RECORD EXCERPTS:
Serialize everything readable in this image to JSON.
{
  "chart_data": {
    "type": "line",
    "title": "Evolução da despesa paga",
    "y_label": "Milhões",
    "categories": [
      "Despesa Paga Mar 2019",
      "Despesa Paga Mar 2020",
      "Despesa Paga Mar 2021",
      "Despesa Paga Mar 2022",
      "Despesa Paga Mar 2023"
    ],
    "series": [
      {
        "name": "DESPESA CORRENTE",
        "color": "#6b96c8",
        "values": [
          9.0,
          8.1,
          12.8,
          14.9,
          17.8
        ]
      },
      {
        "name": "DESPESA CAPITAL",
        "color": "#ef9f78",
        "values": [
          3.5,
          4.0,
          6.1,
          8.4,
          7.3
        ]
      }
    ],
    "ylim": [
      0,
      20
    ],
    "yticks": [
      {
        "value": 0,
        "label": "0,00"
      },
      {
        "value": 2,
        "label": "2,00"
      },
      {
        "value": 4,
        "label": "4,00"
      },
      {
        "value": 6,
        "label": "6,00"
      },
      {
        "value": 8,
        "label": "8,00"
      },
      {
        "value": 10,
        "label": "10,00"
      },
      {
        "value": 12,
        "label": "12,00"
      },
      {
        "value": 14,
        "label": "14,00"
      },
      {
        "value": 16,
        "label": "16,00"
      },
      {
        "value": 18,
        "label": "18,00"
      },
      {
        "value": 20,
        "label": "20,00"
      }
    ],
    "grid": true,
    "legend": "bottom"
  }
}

WHAT YOU HAVE TO DO:
Write the listing out again, exactly as shown above.

ANSWER TO THIS EXERCISE:
Serialize everything readable in this image to JSON.
{
  "chart_data": {
    "type": "line",
    "title": "Evolução da despesa paga",
    "y_label": "Milhões",
    "categories": [
      "Despesa Paga Mar 2019",
      "Despesa Paga Mar 2020",
      "Despesa Paga Mar 2021",
      "Despesa Paga Mar 2022",
      "Despesa Paga Mar 2023"
    ],
    "series": [
      {
        "name": "DESPESA CORRENTE",
        "color": "#6b96c8",
        "values": [
          9.0,
          8.1,
          12.8,
          14.9,
          17.8
        ]
      },
      {
        "name": "DESPESA CAPITAL",
        "color": "#ef9f78",
        "values": [
          3.5,
          4.0,
          6.1,
          8.4,
          7.3
        ]
      }
    ],
    "ylim": [
      0,
      20
    ],
    "yticks": [
      {
        "value": 0,
        "label": "0,00"
      },
      {
        "value": 2,
        "label": "2,00"
      },
      {
        "value": 4,
        "label": "4,00"
      },
      {
        "value": 6,
        "label": "6,00"
      },
      {
        "value": 8,
        "label": "8,00"
      },
      {
        "value": 10,
        "label": "10,00"
      },
      {
        "value": 12,
        "label": "12,00"
      },
      {
        "value": 14,
        "label": "14,00"
      },
      {
        "value": 16,
        "label": "16,00"
      },
      {
        "value": 18,
        "label": "18,00"
      },
      {
        "value": 20,
        "label": "20,00"
      }
    ],
    "grid": true,
    "legend": "bottom"
  }
}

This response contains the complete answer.